■ **Data for the task**

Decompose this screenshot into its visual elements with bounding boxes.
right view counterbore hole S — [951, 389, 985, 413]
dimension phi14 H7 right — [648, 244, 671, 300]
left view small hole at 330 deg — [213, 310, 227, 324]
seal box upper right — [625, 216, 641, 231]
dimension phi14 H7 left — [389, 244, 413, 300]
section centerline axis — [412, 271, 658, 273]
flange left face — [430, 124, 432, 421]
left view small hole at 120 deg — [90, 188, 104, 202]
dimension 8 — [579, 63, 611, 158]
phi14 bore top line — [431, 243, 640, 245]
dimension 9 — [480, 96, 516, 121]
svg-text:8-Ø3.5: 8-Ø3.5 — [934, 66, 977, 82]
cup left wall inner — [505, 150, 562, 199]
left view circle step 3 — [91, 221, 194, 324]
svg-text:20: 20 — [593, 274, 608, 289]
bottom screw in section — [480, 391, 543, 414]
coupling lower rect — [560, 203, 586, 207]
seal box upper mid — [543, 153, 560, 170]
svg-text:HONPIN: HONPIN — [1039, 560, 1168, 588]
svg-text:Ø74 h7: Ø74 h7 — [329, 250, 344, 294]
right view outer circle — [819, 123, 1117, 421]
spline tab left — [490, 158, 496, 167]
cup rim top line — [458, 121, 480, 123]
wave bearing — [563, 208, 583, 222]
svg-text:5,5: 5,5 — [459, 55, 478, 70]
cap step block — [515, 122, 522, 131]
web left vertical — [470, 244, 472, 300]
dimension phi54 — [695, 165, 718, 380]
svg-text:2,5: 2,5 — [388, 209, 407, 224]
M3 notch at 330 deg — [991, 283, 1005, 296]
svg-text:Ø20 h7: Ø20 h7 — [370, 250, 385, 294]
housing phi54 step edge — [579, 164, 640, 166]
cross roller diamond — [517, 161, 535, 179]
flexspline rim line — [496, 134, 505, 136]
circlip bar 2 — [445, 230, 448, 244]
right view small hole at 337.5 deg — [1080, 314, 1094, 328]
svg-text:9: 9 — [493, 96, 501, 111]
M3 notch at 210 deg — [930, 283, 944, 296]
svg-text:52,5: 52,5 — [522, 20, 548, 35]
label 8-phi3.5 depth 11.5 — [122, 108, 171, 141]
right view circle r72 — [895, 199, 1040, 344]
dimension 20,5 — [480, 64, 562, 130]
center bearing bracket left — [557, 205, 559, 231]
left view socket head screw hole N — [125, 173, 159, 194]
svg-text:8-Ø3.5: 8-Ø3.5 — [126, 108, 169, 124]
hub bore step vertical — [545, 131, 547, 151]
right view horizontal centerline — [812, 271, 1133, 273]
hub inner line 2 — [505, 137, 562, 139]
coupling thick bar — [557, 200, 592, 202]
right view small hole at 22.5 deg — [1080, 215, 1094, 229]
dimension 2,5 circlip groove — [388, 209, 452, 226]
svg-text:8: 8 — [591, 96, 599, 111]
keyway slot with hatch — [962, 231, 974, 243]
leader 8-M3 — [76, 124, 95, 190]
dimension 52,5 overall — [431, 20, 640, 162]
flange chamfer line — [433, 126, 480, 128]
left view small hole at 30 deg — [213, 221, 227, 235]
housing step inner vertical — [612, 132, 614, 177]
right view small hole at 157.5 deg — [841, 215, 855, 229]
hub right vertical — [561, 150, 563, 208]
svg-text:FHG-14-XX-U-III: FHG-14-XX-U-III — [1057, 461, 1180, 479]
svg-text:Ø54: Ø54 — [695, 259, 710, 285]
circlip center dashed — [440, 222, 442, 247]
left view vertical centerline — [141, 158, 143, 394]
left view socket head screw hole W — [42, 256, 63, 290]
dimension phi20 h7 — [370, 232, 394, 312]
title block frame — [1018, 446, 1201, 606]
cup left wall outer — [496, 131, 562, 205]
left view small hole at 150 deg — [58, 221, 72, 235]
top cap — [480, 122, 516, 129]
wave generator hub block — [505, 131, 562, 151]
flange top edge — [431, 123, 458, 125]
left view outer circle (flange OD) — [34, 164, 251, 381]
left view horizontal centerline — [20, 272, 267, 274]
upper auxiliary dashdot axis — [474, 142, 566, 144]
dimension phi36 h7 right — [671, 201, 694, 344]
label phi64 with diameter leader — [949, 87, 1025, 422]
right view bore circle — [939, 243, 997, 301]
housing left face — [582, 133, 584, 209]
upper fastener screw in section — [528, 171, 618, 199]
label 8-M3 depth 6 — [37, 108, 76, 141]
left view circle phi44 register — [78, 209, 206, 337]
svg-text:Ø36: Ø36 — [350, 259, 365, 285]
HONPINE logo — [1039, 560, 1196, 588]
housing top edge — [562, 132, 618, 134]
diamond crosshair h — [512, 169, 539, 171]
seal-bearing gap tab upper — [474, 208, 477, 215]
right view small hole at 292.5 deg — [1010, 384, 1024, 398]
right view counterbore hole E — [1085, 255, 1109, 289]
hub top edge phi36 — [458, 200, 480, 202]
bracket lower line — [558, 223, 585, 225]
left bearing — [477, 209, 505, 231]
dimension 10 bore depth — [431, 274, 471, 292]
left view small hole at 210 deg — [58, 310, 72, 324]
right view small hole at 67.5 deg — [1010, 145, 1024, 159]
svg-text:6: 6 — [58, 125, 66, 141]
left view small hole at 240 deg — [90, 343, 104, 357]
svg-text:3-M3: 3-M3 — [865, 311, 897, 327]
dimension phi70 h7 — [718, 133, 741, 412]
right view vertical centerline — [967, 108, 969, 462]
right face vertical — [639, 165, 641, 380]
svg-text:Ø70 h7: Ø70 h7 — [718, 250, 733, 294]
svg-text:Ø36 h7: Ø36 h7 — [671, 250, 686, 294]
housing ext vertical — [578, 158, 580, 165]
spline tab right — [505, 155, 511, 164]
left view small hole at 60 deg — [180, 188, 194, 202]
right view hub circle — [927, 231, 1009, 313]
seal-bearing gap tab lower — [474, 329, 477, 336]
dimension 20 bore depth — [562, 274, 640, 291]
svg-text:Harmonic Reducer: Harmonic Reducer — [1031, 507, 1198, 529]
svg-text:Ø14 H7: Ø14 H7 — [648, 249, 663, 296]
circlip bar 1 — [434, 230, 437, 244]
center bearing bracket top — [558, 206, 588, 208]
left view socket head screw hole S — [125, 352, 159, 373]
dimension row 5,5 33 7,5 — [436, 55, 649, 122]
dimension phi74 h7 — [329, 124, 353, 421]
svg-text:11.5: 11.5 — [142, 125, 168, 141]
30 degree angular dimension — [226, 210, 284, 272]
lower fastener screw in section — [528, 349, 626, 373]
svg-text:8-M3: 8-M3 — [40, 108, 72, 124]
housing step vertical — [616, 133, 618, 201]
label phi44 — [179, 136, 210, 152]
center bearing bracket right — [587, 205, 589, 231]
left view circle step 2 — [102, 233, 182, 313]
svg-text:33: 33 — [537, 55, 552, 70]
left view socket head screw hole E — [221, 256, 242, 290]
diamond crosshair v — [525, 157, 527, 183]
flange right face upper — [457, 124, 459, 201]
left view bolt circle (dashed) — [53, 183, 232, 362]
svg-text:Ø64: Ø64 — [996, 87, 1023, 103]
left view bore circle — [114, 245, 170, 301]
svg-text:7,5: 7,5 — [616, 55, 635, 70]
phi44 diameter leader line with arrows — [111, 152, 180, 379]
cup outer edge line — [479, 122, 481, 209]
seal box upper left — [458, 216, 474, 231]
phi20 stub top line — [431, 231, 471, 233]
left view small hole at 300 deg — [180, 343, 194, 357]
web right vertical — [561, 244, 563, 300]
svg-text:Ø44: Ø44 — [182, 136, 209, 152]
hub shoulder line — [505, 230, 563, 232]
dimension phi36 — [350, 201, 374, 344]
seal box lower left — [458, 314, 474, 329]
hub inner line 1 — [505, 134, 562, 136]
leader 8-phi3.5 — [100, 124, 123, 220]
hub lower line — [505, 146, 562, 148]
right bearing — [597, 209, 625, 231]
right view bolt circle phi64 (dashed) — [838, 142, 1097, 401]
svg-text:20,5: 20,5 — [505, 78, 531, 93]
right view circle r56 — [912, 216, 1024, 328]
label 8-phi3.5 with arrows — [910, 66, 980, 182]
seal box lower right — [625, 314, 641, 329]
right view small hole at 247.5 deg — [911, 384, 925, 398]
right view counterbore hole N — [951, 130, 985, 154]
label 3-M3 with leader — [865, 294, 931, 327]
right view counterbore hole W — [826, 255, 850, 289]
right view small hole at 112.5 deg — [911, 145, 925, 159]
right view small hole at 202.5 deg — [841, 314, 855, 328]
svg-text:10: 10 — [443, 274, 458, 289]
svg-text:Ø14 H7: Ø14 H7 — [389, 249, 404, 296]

■ **What is asked**
Return the lines starting at the first one and ending at the line that contains "svg-text:52,5: 52,5 — [522, 20, 548, 35]", both included, copied without any change.

■ **Answer to this exercise**
Decompose this screenshot into its visual elements with bounding boxes.
right view counterbore hole S — [951, 389, 985, 413]
dimension phi14 H7 right — [648, 244, 671, 300]
left view small hole at 330 deg — [213, 310, 227, 324]
seal box upper right — [625, 216, 641, 231]
dimension phi14 H7 left — [389, 244, 413, 300]
section centerline axis — [412, 271, 658, 273]
flange left face — [430, 124, 432, 421]
left view small hole at 120 deg — [90, 188, 104, 202]
dimension 8 — [579, 63, 611, 158]
phi14 bore top line — [431, 243, 640, 245]
dimension 9 — [480, 96, 516, 121]
svg-text:8-Ø3.5: 8-Ø3.5 — [934, 66, 977, 82]
cup left wall inner — [505, 150, 562, 199]
left view circle step 3 — [91, 221, 194, 324]
svg-text:20: 20 — [593, 274, 608, 289]
bottom screw in section — [480, 391, 543, 414]
coupling lower rect — [560, 203, 586, 207]
seal box upper mid — [543, 153, 560, 170]
svg-text:HONPIN: HONPIN — [1039, 560, 1168, 588]
svg-text:Ø74 h7: Ø74 h7 — [329, 250, 344, 294]
right view outer circle — [819, 123, 1117, 421]
spline tab left — [490, 158, 496, 167]
cup rim top line — [458, 121, 480, 123]
wave bearing — [563, 208, 583, 222]
svg-text:5,5: 5,5 — [459, 55, 478, 70]
cap step block — [515, 122, 522, 131]
web left vertical — [470, 244, 472, 300]
dimension phi54 — [695, 165, 718, 380]
svg-text:2,5: 2,5 — [388, 209, 407, 224]
M3 notch at 330 deg — [991, 283, 1005, 296]
svg-text:Ø20 h7: Ø20 h7 — [370, 250, 385, 294]
housing phi54 step edge — [579, 164, 640, 166]
cross roller diamond — [517, 161, 535, 179]
flexspline rim line — [496, 134, 505, 136]
circlip bar 2 — [445, 230, 448, 244]
right view small hole at 337.5 deg — [1080, 314, 1094, 328]
svg-text:9: 9 — [493, 96, 501, 111]
M3 notch at 210 deg — [930, 283, 944, 296]
svg-text:52,5: 52,5 — [522, 20, 548, 35]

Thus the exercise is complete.